> [EXTRACTED DATA]:
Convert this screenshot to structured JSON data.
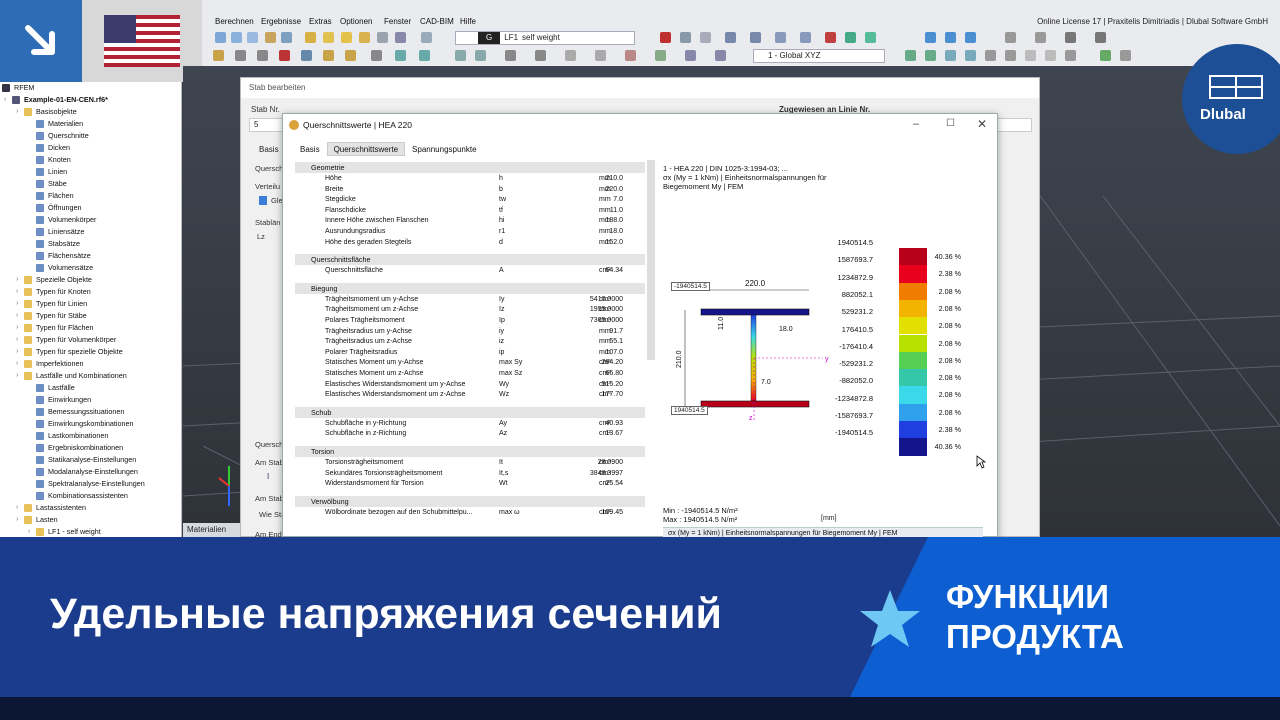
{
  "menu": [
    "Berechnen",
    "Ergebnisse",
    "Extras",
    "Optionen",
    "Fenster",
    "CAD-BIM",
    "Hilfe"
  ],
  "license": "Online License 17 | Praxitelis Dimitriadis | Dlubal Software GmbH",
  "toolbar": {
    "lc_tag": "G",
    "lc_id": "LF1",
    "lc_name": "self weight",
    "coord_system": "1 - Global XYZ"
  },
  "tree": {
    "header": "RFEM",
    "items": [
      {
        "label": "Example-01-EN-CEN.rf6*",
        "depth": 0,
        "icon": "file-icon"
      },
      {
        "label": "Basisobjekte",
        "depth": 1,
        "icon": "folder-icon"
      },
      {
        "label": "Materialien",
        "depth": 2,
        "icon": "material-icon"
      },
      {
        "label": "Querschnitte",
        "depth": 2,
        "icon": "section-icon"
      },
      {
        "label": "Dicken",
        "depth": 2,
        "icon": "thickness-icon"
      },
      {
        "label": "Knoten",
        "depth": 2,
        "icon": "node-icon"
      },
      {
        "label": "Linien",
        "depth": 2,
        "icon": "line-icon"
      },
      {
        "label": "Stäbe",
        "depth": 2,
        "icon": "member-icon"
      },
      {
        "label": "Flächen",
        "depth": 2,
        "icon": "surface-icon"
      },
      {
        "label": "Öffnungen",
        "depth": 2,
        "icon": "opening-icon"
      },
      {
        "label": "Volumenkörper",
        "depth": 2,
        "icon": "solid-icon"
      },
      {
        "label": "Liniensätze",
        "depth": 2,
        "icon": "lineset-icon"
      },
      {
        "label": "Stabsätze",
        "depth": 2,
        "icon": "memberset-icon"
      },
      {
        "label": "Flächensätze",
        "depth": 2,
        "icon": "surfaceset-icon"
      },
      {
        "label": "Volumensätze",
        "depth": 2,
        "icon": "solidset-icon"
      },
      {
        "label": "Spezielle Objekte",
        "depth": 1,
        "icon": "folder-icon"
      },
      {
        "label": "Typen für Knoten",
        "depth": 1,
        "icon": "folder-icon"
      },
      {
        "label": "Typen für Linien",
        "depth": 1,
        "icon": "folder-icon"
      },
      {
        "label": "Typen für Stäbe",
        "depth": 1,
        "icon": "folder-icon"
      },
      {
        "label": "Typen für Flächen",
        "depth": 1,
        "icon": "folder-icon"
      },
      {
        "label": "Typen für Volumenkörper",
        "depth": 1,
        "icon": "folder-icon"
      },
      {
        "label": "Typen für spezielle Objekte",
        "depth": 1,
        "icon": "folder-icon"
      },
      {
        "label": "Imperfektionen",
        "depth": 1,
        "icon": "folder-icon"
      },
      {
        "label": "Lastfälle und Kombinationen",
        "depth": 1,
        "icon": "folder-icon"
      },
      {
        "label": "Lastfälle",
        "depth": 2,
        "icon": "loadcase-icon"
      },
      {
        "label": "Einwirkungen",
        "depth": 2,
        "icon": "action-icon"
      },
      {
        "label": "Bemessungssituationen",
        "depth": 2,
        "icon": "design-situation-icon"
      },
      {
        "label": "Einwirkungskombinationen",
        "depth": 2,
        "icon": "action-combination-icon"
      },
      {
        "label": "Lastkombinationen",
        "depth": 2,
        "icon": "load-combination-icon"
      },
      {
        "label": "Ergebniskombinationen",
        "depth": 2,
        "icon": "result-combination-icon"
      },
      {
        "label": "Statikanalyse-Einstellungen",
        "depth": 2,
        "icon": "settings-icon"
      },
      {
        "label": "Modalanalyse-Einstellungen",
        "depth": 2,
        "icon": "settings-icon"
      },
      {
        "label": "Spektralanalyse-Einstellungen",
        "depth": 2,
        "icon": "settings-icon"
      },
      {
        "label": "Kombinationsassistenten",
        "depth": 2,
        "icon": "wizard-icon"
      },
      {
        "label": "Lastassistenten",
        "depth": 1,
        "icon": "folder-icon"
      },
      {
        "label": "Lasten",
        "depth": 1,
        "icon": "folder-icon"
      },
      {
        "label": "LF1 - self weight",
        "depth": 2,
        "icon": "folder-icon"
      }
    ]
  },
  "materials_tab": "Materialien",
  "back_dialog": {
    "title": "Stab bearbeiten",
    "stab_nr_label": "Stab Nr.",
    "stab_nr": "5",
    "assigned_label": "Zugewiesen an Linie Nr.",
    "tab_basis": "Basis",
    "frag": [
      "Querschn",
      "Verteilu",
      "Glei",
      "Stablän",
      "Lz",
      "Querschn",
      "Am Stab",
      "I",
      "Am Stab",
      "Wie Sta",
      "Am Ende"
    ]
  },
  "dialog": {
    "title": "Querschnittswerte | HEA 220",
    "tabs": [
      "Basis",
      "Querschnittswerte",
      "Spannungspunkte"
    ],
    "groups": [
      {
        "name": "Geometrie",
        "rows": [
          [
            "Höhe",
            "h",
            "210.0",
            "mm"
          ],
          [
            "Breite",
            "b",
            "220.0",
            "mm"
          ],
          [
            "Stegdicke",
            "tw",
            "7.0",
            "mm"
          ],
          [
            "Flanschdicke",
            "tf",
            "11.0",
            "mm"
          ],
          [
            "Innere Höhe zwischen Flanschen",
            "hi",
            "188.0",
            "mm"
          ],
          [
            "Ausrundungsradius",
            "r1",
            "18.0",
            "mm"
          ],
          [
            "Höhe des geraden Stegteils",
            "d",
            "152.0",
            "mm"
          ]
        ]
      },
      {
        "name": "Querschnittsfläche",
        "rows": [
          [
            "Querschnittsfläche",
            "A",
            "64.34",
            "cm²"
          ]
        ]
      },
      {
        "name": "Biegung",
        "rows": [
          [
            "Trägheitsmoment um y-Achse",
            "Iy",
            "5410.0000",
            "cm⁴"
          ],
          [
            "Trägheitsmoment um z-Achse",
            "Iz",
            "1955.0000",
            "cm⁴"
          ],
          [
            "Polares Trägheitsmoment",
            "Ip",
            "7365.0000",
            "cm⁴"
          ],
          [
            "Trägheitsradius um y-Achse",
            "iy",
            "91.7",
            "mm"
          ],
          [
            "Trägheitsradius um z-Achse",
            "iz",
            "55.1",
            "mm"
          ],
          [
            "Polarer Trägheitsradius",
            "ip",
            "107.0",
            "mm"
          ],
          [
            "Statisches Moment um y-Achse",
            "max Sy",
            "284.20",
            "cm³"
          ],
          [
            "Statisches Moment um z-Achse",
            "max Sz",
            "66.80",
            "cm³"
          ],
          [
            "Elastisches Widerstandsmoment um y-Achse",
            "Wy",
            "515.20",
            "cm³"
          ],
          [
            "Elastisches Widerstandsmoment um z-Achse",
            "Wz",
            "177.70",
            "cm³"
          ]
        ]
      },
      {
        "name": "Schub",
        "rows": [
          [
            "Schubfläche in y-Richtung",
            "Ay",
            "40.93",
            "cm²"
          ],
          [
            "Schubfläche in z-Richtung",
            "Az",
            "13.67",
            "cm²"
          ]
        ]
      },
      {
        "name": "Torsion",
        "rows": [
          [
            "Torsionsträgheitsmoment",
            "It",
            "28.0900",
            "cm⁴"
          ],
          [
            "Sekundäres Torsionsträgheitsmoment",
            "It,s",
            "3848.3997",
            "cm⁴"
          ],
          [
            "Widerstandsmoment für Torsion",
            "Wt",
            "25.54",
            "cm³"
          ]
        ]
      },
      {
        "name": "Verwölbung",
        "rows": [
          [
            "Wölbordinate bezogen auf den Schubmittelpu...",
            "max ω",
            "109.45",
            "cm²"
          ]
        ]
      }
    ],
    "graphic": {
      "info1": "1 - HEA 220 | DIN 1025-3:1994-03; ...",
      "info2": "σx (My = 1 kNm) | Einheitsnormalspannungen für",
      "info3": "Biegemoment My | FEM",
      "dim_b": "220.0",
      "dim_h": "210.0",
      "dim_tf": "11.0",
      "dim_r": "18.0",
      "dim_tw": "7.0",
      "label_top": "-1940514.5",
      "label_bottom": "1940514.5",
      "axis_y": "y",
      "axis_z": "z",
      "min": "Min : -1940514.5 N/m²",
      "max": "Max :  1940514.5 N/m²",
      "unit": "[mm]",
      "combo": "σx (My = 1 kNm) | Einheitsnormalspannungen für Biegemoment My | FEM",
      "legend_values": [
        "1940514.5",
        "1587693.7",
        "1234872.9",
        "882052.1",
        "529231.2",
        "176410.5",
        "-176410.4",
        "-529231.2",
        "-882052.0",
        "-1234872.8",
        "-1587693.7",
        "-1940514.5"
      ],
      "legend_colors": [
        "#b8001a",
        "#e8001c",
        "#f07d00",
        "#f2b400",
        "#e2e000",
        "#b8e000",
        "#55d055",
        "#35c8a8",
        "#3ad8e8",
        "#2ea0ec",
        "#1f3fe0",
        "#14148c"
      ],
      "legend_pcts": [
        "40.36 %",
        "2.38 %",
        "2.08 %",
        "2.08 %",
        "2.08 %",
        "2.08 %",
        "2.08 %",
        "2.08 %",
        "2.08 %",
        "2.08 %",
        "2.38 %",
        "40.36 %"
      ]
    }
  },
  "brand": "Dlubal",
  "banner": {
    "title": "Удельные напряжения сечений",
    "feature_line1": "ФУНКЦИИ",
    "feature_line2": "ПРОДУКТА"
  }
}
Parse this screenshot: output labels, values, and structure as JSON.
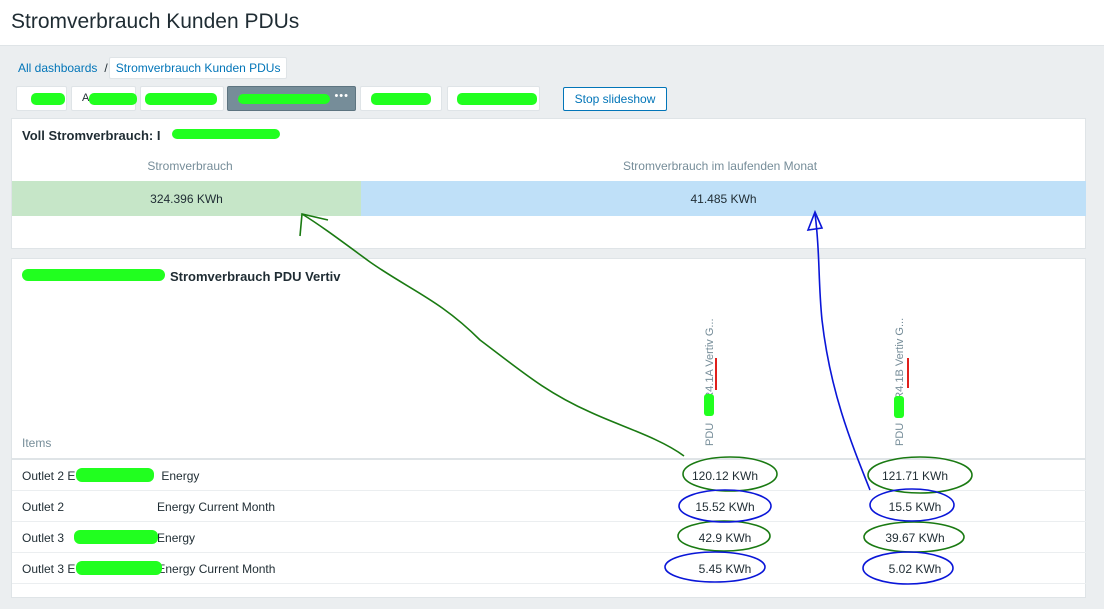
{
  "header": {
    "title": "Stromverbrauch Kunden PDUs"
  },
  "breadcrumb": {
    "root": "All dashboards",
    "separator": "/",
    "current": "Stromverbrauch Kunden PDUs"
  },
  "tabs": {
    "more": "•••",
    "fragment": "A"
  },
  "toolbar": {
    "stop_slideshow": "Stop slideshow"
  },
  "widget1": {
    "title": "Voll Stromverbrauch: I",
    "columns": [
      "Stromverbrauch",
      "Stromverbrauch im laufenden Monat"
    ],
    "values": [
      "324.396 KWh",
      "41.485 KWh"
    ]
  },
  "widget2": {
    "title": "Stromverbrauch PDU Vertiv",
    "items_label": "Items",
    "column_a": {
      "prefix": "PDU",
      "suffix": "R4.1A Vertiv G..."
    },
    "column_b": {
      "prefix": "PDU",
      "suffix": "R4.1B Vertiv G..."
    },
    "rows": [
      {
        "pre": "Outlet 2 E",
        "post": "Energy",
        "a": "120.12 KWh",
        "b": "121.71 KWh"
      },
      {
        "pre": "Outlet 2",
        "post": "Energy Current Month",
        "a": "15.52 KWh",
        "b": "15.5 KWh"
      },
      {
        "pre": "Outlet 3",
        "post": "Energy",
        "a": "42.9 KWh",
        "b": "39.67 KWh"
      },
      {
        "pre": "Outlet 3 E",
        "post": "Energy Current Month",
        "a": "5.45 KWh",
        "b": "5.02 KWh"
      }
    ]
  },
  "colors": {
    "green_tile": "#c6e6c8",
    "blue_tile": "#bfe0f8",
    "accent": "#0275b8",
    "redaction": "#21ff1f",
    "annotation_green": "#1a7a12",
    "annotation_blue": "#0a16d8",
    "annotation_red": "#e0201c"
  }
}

> [TO BE DONE]: Report the number of lines that contain "Einheitsnormalspannungen", with no other words.

> [FULL RESPONSE]: 2